--- Exercise requirements ---
Images are not part of the copy; transcribe all the data exactly.

--- Records supplied ---
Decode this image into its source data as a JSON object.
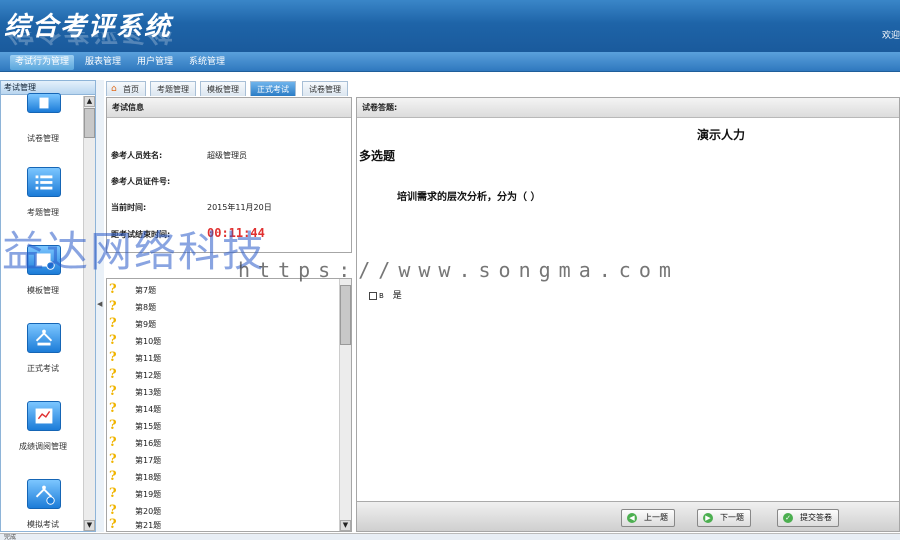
{
  "app": {
    "title": "综合考评系统",
    "welcome": "欢迎"
  },
  "menu": [
    {
      "label": "考试行为管理",
      "active": true
    },
    {
      "label": "服表管理",
      "active": false
    },
    {
      "label": "用户管理",
      "active": false
    },
    {
      "label": "系统管理",
      "active": false
    }
  ],
  "sidebar": {
    "header": "考试管理",
    "items": [
      {
        "label": "试卷管理",
        "icon": "document-icon"
      },
      {
        "label": "考题管理",
        "icon": "list-icon"
      },
      {
        "label": "模板管理",
        "icon": "template-icon"
      },
      {
        "label": "正式考试",
        "icon": "exam-icon"
      },
      {
        "label": "成绩调阅管理",
        "icon": "score-icon"
      },
      {
        "label": "模拟考试",
        "icon": "mock-exam-icon"
      }
    ]
  },
  "tabs": [
    {
      "label": "首页",
      "active": false
    },
    {
      "label": "考题管理",
      "active": false
    },
    {
      "label": "模板管理",
      "active": false
    },
    {
      "label": "正式考试",
      "active": true
    },
    {
      "label": "试卷管理",
      "active": false
    }
  ],
  "exam_info": {
    "header": "考试信息",
    "name_label": "参考人员姓名:",
    "name_value": "超级管理员",
    "id_label": "参考人员证件号:",
    "id_value": "",
    "time_label": "当前时间:",
    "time_value": "2015年11月20日",
    "remaining_label": "距考试结束时间:",
    "remaining_value": "00:11:44"
  },
  "question_list": [
    "第7题",
    "第8题",
    "第9题",
    "第10题",
    "第11题",
    "第12题",
    "第13题",
    "第14题",
    "第15题",
    "第16题",
    "第17题",
    "第18题",
    "第19题",
    "第20题",
    "第21题"
  ],
  "paper": {
    "header": "试卷答题:",
    "title": "演示人力",
    "question_type": "多选题",
    "question_text": "培训需求的层次分析，分为（   ）",
    "option_text": "是",
    "option_prefix": "B"
  },
  "buttons": {
    "prev": "上一题",
    "next": "下一题",
    "submit": "提交答卷"
  },
  "watermark": {
    "cn": "益达网络科技",
    "url": "https://www.songma.com"
  },
  "status": "完成",
  "colors": {
    "header": "#1e64a8",
    "accent": "#2b7cc5",
    "timer": "#e03030",
    "question_mark": "#f0b400"
  }
}
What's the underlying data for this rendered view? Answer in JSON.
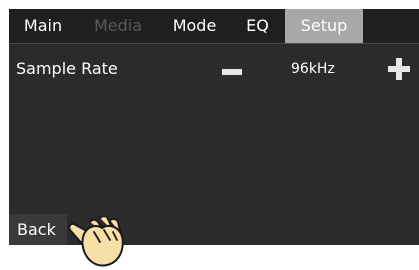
{
  "tabs": [
    {
      "label": "Main",
      "state": "normal"
    },
    {
      "label": "Media",
      "state": "disabled"
    },
    {
      "label": "Mode",
      "state": "normal"
    },
    {
      "label": "EQ",
      "state": "normal"
    },
    {
      "label": "Setup",
      "state": "active"
    }
  ],
  "setup": {
    "sample_rate_label": "Sample Rate",
    "sample_rate_value": "96kHz",
    "minus_icon": "minus-icon",
    "plus_icon": "plus-icon"
  },
  "footer": {
    "back_label": "Back"
  },
  "colors": {
    "screen_bg": "#2b2b2b",
    "tabbar_bg": "#1f1f1f",
    "active_tab_bg": "#a8a8a8",
    "disabled_text": "#5a5a5a",
    "hand_fill": "#f7dfa8"
  }
}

--- Task answer ---
Decode this image into its source data as a JSON object.
{
  "app": {
    "title": "综合考评系统",
    "welcome": "欢迎"
  },
  "menu": [
    {
      "label": "考试行为管理",
      "active": true
    },
    {
      "label": "服表管理",
      "active": false
    },
    {
      "label": "用户管理",
      "active": false
    },
    {
      "label": "系统管理",
      "active": false
    }
  ],
  "sidebar": {
    "header": "考试管理",
    "items": [
      {
        "label": "试卷管理",
        "icon": "document-icon"
      },
      {
        "label": "考题管理",
        "icon": "list-icon"
      },
      {
        "label": "模板管理",
        "icon": "template-icon"
      },
      {
        "label": "正式考试",
        "icon": "exam-icon"
      },
      {
        "label": "成绩调阅管理",
        "icon": "score-icon"
      },
      {
        "label": "模拟考试",
        "icon": "mock-exam-icon"
      }
    ]
  },
  "tabs": [
    {
      "label": "首页",
      "active": false
    },
    {
      "label": "考题管理",
      "active": false
    },
    {
      "label": "模板管理",
      "active": false
    },
    {
      "label": "正式考试",
      "active": true
    },
    {
      "label": "试卷管理",
      "active": false
    }
  ],
  "exam_info": {
    "header": "考试信息",
    "name_label": "参考人员姓名:",
    "name_value": "超级管理员",
    "id_label": "参考人员证件号:",
    "id_value": "",
    "time_label": "当前时间:",
    "time_value": "2015年11月20日",
    "remaining_label": "距考试结束时间:",
    "remaining_value": "00:11:44"
  },
  "question_list": [
    "第7题",
    "第8题",
    "第9题",
    "第10题",
    "第11题",
    "第12题",
    "第13题",
    "第14题",
    "第15题",
    "第16题",
    "第17题",
    "第18题",
    "第19题",
    "第20题",
    "第21题"
  ],
  "paper": {
    "header": "试卷答题:",
    "title": "演示人力",
    "question_type": "多选题",
    "question_text": "培训需求的层次分析，分为（   ）",
    "option_text": "是",
    "option_prefix": "B"
  },
  "buttons": {
    "prev": "上一题",
    "next": "下一题",
    "submit": "提交答卷"
  },
  "watermark": {
    "cn": "益达网络科技",
    "url": "https://www.songma.com"
  },
  "status": "完成",
  "colors": {
    "header": "#1e64a8",
    "accent": "#2b7cc5",
    "timer": "#e03030",
    "question_mark": "#f0b400"
  }
}
What's the underlying data for this rendered view? Answer in JSON.
{
  "tabs": [
    {
      "label": "Main",
      "state": "normal"
    },
    {
      "label": "Media",
      "state": "disabled"
    },
    {
      "label": "Mode",
      "state": "normal"
    },
    {
      "label": "EQ",
      "state": "normal"
    },
    {
      "label": "Setup",
      "state": "active"
    }
  ],
  "setup": {
    "sample_rate_label": "Sample Rate",
    "sample_rate_value": "96kHz",
    "minus_icon": "minus-icon",
    "plus_icon": "plus-icon"
  },
  "footer": {
    "back_label": "Back"
  },
  "colors": {
    "screen_bg": "#2b2b2b",
    "tabbar_bg": "#1f1f1f",
    "active_tab_bg": "#a8a8a8",
    "disabled_text": "#5a5a5a",
    "hand_fill": "#f7dfa8"
  }
}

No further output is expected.